_Your objective_.
Pick out each line in these entries that contains the string "screenshot".

_Task inputs_.
--

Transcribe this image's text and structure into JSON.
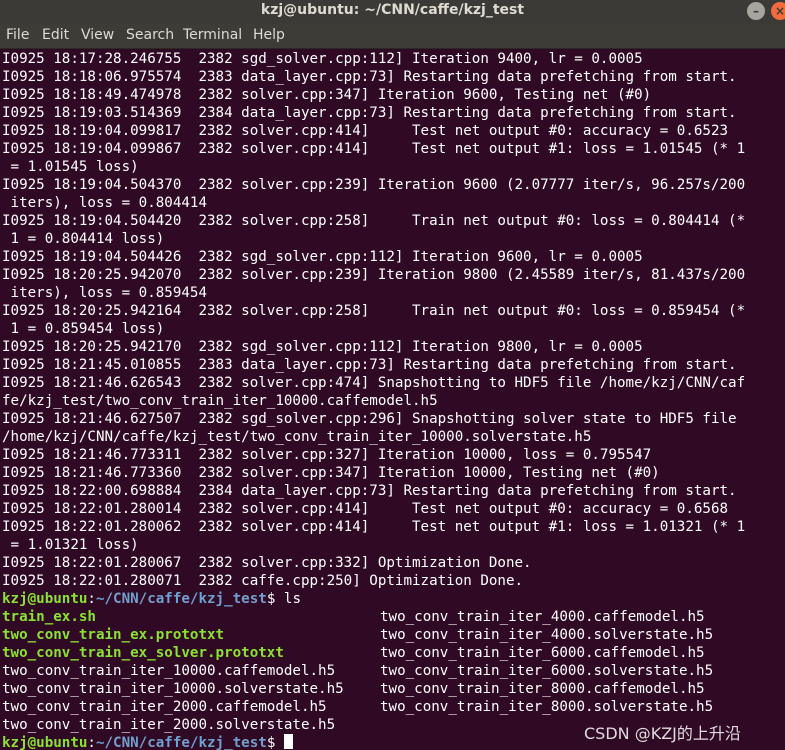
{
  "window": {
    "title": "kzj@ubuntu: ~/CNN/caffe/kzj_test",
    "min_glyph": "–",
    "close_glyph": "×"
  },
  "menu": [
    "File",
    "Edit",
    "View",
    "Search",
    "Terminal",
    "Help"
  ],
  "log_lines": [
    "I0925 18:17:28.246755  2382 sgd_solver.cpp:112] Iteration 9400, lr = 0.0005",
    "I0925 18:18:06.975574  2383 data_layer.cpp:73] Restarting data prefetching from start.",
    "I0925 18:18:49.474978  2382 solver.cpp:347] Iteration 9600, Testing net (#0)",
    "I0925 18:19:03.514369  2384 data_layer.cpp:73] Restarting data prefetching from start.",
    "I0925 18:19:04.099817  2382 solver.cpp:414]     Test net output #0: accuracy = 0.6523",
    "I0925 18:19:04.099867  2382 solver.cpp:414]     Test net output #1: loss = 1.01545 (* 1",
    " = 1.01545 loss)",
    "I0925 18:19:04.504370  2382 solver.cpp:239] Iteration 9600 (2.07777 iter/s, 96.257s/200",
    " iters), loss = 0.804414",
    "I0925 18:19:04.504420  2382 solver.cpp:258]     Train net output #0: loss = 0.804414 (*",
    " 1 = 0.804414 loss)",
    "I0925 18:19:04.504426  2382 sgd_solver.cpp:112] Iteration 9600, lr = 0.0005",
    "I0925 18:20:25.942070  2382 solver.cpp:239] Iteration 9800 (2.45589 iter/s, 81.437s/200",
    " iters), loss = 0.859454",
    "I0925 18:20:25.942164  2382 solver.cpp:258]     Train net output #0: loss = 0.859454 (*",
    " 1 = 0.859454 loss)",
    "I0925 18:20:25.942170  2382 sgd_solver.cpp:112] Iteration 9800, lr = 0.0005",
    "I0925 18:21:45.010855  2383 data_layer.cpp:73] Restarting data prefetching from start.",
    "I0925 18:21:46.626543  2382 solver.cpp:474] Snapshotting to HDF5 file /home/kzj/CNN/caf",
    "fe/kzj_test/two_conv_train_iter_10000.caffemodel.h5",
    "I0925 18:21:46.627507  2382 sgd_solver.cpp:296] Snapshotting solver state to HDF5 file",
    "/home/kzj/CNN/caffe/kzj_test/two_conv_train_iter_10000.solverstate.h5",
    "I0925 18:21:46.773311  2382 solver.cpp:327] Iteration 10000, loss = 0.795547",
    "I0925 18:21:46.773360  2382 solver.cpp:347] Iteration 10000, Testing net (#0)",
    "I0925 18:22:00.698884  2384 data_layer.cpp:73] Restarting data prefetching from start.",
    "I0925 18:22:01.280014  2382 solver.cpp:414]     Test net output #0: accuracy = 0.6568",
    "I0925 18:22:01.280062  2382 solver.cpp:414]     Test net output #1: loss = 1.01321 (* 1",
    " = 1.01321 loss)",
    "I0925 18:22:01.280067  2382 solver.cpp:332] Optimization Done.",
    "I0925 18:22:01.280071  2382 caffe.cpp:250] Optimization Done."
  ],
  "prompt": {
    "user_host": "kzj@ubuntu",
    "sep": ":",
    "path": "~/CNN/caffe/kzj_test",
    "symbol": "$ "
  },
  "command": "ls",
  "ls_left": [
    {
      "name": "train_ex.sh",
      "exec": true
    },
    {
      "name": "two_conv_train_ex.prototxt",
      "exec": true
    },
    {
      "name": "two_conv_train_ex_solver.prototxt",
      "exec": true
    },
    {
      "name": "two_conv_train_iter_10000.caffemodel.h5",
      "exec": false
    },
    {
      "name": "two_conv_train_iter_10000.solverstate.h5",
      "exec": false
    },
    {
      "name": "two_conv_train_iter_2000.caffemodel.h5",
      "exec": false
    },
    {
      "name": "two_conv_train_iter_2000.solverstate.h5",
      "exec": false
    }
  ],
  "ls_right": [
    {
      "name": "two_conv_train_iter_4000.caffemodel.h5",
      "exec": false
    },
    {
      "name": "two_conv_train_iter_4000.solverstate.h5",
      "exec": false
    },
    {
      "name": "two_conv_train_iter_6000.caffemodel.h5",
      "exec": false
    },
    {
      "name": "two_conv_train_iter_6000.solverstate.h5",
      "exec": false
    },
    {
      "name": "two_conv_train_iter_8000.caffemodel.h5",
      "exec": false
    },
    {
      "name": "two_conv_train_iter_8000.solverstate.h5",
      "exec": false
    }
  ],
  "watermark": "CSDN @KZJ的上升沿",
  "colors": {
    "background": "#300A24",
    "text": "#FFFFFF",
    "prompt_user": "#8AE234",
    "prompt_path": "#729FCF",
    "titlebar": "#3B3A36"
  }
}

--

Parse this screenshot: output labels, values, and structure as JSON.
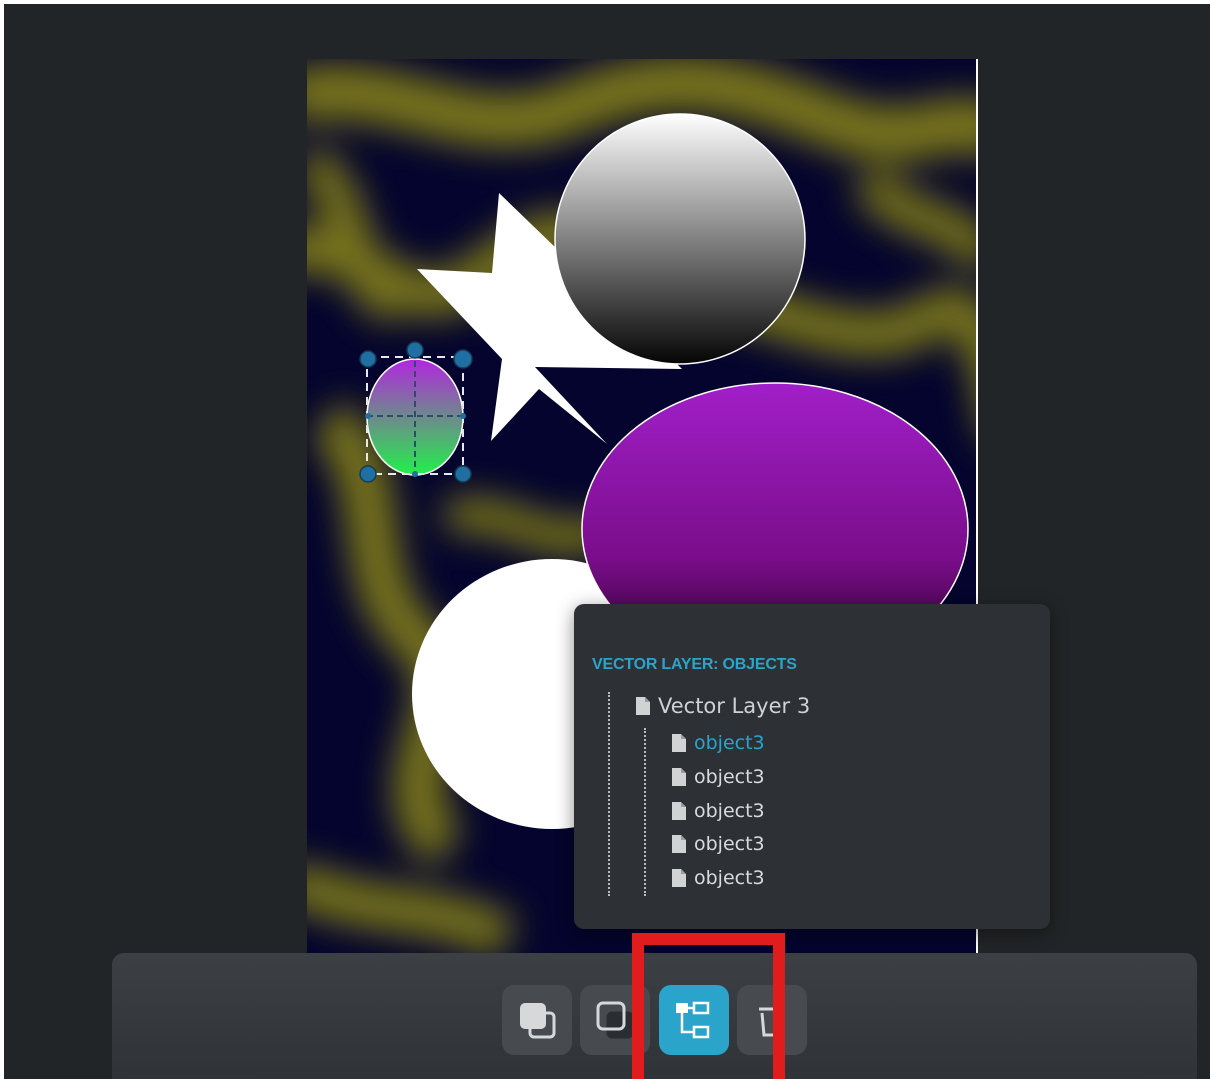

--

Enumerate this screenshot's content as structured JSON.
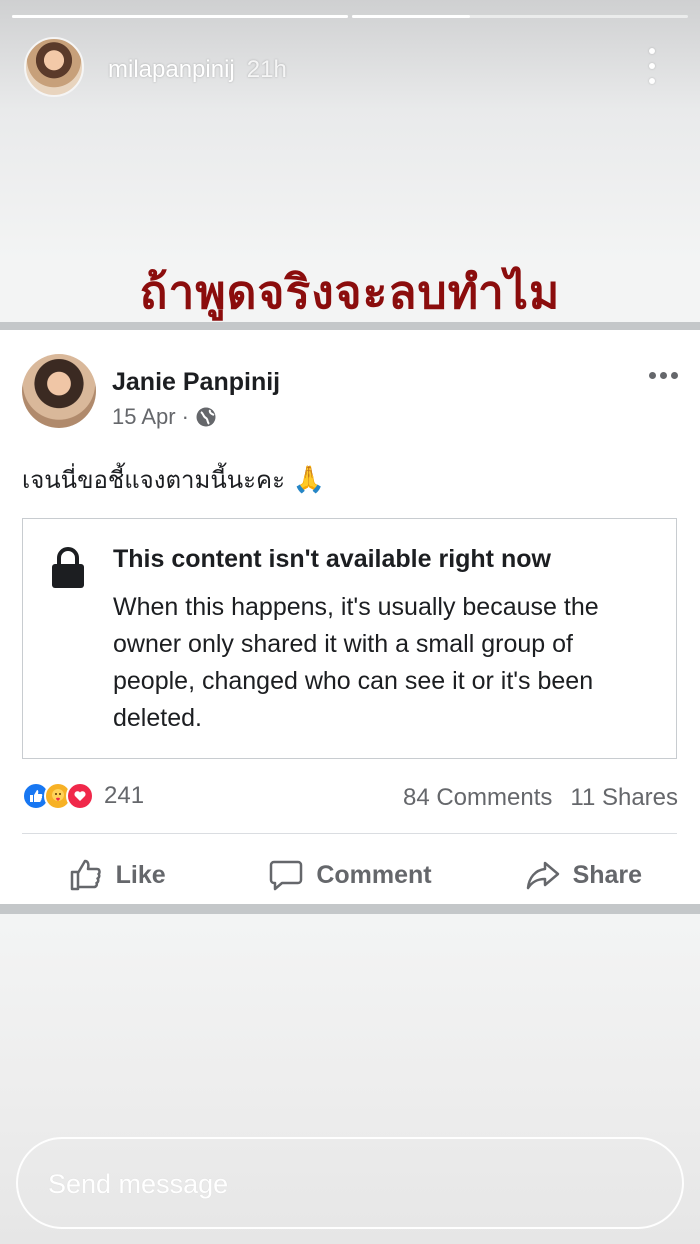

--

_Correct result_.
Parse this screenshot: output labels, values, and structure as JSON.
Enumerate this screenshot's content as structured JSON.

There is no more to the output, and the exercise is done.